◆ **Work to complete**
Scan the data. Collect each line that contains the word "icon".

◆ **Supplied material**
● ● ● ●
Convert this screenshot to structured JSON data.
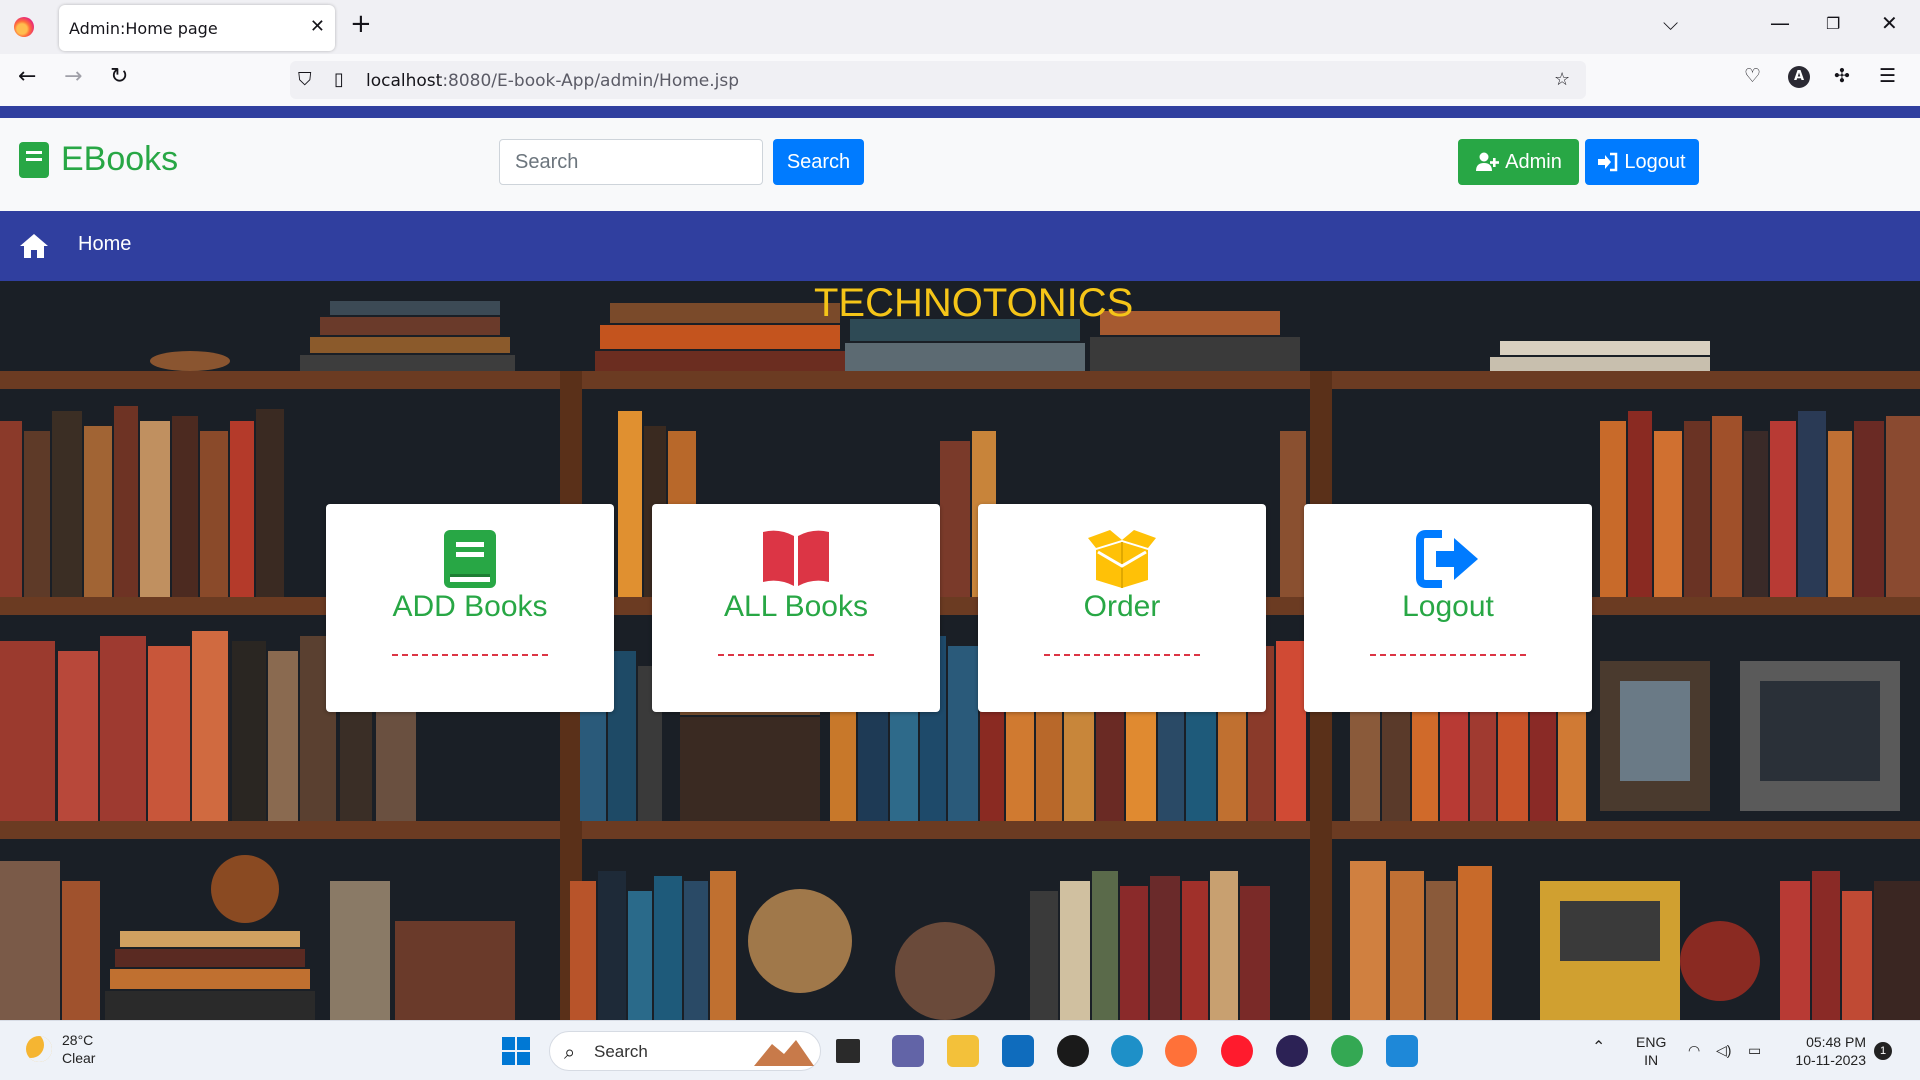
{
  "browser": {
    "tab_title": "Admin:Home page",
    "url_host": "localhost",
    "url_path": ":8080/E-book-App/admin/Home.jsp",
    "account_initial": "A"
  },
  "header": {
    "brand": "EBooks",
    "search_placeholder": "Search",
    "search_button": "Search",
    "admin_button": "Admin",
    "logout_button": "Logout"
  },
  "menu": {
    "home_label": "Home"
  },
  "hero": {
    "title": "TECHNOTONICS"
  },
  "cards": [
    {
      "label": "ADD Books",
      "icon": "book-icon",
      "color": "#28a745"
    },
    {
      "label": "ALL Books",
      "icon": "open-book-icon",
      "color": "#dc3545"
    },
    {
      "label": "Order",
      "icon": "box-open-icon",
      "color": "#ffc107"
    },
    {
      "label": "Logout",
      "icon": "sign-out-icon",
      "color": "#007bff"
    }
  ],
  "taskbar": {
    "temperature": "28°C",
    "weather": "Clear",
    "search_label": "Search",
    "language_1": "ENG",
    "language_2": "IN",
    "time": "05:48 PM",
    "date": "10-11-2023",
    "notification_count": "1"
  },
  "colors": {
    "primary": "#007bff",
    "success": "#28a745",
    "navbar": "#303f9f",
    "title": "#f5c518"
  }
}
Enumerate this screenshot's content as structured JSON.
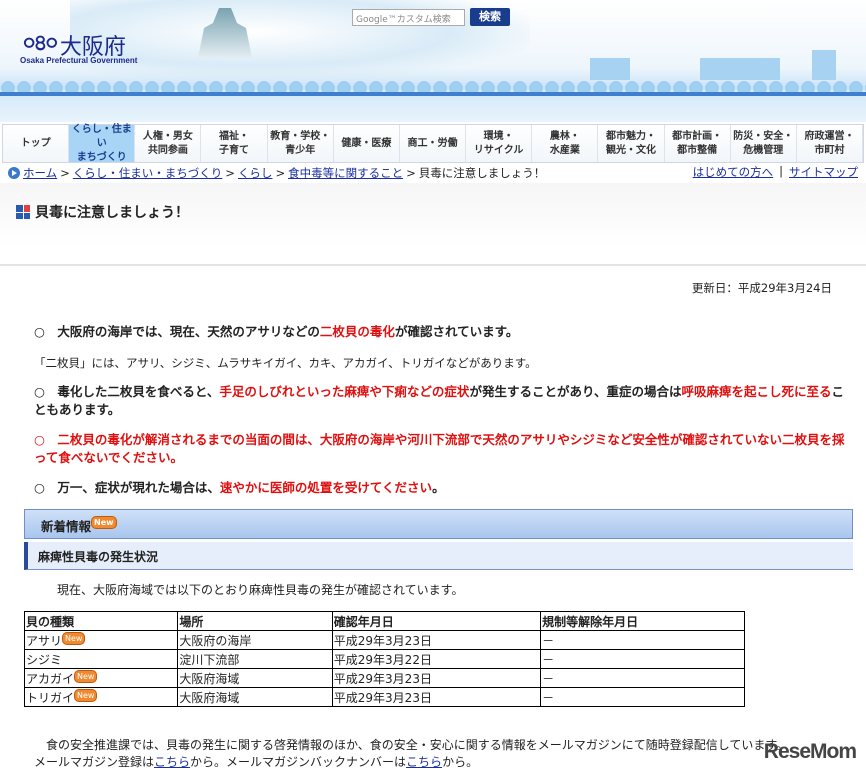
{
  "header": {
    "logo_name": "大阪府",
    "logo_en": "Osaka Prefectural Government",
    "search_placeholder": "Google™カスタム検索",
    "search_button": "検索"
  },
  "nav": [
    "トップ",
    "くらし・住まい\nまちづくり",
    "人権・男女\n共同参画",
    "福祉・\n子育て",
    "教育・学校・\n青少年",
    "健康・医療",
    "商工・労働",
    "環境・\nリサイクル",
    "農林・\n水産業",
    "都市魅力・\n観光・文化",
    "都市計画・\n都市整備",
    "防災・安全・\n危機管理",
    "府政運営・\n市町村"
  ],
  "nav_active": 1,
  "breadcrumb": {
    "items": [
      "ホーム",
      "くらし・住まい・まちづくり",
      "くらし",
      "食中毒等に関すること"
    ],
    "current": "貝毒に注意しましょう！",
    "sep": ">",
    "right": [
      "はじめての方へ",
      "サイトマップ"
    ],
    "right_sep": "|"
  },
  "page_title": "貝毒に注意しましょう！",
  "updated": "更新日：平成29年3月24日",
  "p1": {
    "a": "○　大阪府の海岸では、現在、天然のアサリなどの",
    "red": "二枚貝の毒化",
    "b": "が確認されています。"
  },
  "p2": "「二枚貝」には、アサリ、シジミ、ムラサキイガイ、カキ、アカガイ、トリガイなどがあります。",
  "p3": {
    "a": "○　毒化した二枚貝を食べると、",
    "red1": "手足のしびれといった麻痺や下痢などの症状",
    "b": "が発生することがあり、重症の場合は",
    "red2": "呼吸麻痺を起こし死に至る",
    "c": "こともあります。"
  },
  "p4": "○　二枚貝の毒化が解消されるまでの当面の間は、大阪府の海岸や河川下流部で天然のアサリやシジミなど安全性が確認されていない二枚貝を採って食べないでください。",
  "p5": {
    "a": "○　万一、症状が現れた場合は、",
    "red": "速やかに医師の処置を受けてください",
    "b": "。"
  },
  "new_info": {
    "label": "新着情報",
    "badge": "New"
  },
  "subsection": "麻痺性貝毒の発生状況",
  "intro": "現在、大阪府海域では以下のとおり麻痺性貝毒の発生が確認されています。",
  "table": {
    "headers": [
      "貝の種類",
      "場所",
      "確認年月日",
      "規制等解除年月日"
    ],
    "rows": [
      {
        "type": "アサリ",
        "new": true,
        "place": "大阪府の海岸",
        "date": "平成29年3月23日",
        "release": "－"
      },
      {
        "type": "シジミ",
        "new": false,
        "place": "淀川下流部",
        "date": "平成29年3月22日",
        "release": "－"
      },
      {
        "type": "アカガイ",
        "new": true,
        "place": "大阪府海域",
        "date": "平成29年3月23日",
        "release": "－"
      },
      {
        "type": "トリガイ",
        "new": true,
        "place": "大阪府海域",
        "date": "平成29年3月23日",
        "release": "－"
      }
    ]
  },
  "footer": {
    "line1": "　食の安全推進課では、貝毒の発生に関する啓発情報のほか、食の安全・安心に関する情報をメールマガジンにて随時登録配信しています。",
    "l2a": "メールマガジン登録は",
    "link": "こちら",
    "l2b": "から。メールマガジンバックナンバーは",
    "l2c": "から。"
  },
  "watermark": "ReseMom"
}
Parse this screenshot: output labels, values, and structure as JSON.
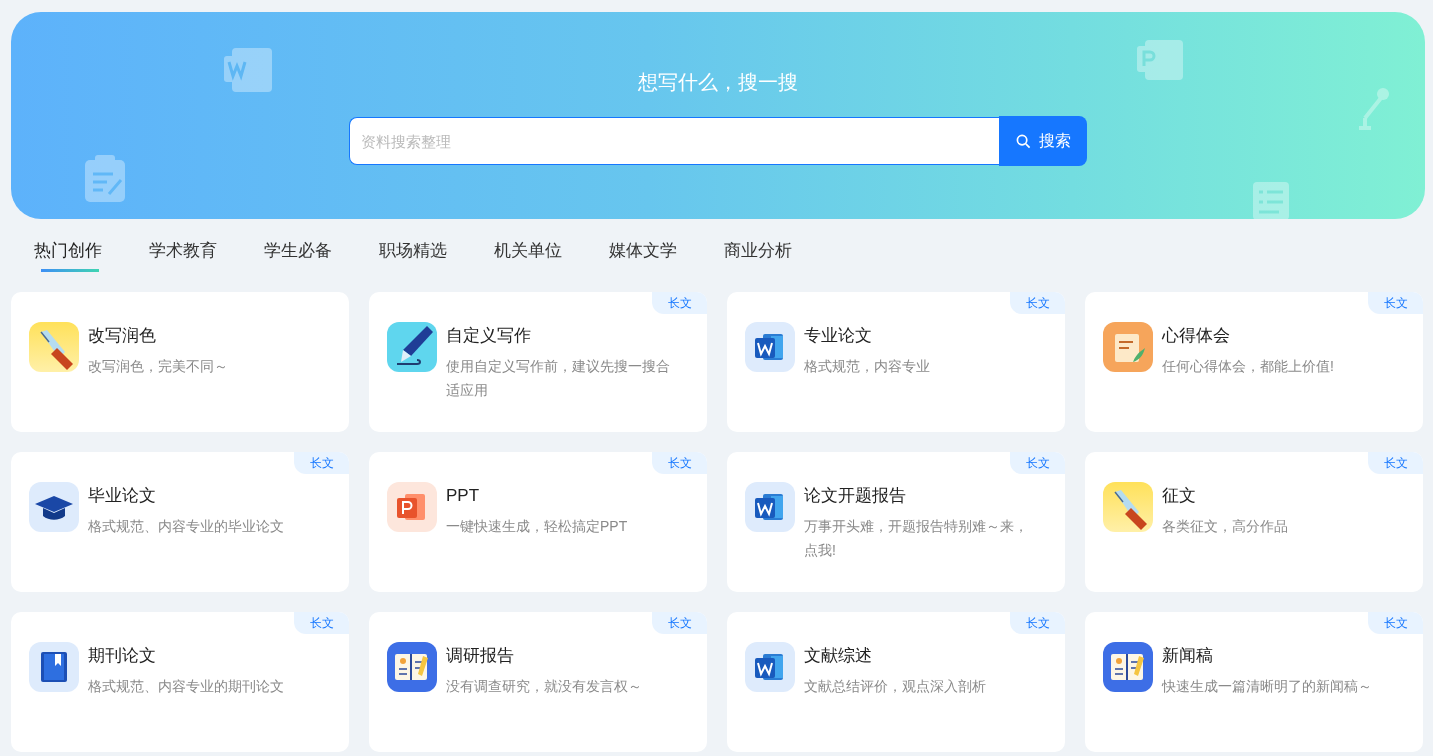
{
  "banner": {
    "title": "想写什么，搜一搜",
    "search": {
      "placeholder": "资料搜索整理"
    },
    "search_button": "搜索"
  },
  "tabs": [
    {
      "label": "热门创作",
      "selected": true
    },
    {
      "label": "学术教育",
      "selected": false
    },
    {
      "label": "学生必备",
      "selected": false
    },
    {
      "label": "职场精选",
      "selected": false
    },
    {
      "label": "机关单位",
      "selected": false
    },
    {
      "label": "媒体文学",
      "selected": false
    },
    {
      "label": "商业分析",
      "selected": false
    }
  ],
  "cards": [
    {
      "kind": "pen",
      "title": "改写润色",
      "description": "改写润色，完美不同～"
    },
    {
      "kind": "marker",
      "title": "自定义写作",
      "description": "使用自定义写作前，建议先搜一搜合适应用",
      "badge": "长文"
    },
    {
      "kind": "word",
      "title": "专业论文",
      "description": "格式规范，内容专业",
      "badge": "长文"
    },
    {
      "kind": "scroll",
      "title": "心得体会",
      "description": "任何心得体会，都能上价值!",
      "badge": "长文"
    },
    {
      "kind": "cap",
      "title": "毕业论文",
      "description": "格式规范、内容专业的毕业论文",
      "badge": "长文"
    },
    {
      "kind": "ppt",
      "title": "PPT",
      "description": "一键快速生成，轻松搞定PPT",
      "badge": "长文"
    },
    {
      "kind": "word",
      "title": "论文开题报告",
      "description": "万事开头难，开题报告特别难～来，点我!",
      "badge": "长文"
    },
    {
      "kind": "pen",
      "title": "征文",
      "description": "各类征文，高分作品",
      "badge": "长文"
    },
    {
      "kind": "journal",
      "title": "期刊论文",
      "description": "格式规范、内容专业的期刊论文",
      "badge": "长文"
    },
    {
      "kind": "notebook",
      "title": "调研报告",
      "description": "没有调查研究，就没有发言权～",
      "badge": "长文"
    },
    {
      "kind": "word",
      "title": "文献综述",
      "description": "文献总结评价，观点深入剖析",
      "badge": "长文"
    },
    {
      "kind": "notebook",
      "title": "新闻稿",
      "description": "快速生成一篇清晰明了的新闻稿～",
      "badge": "长文"
    }
  ]
}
● ● ● ●
◆ **Answer to this problem**
      "icon": "book-icon",
      "icon": "open-book-icon",
      "icon": "box-open-icon",
      "icon": "sign-out-icon",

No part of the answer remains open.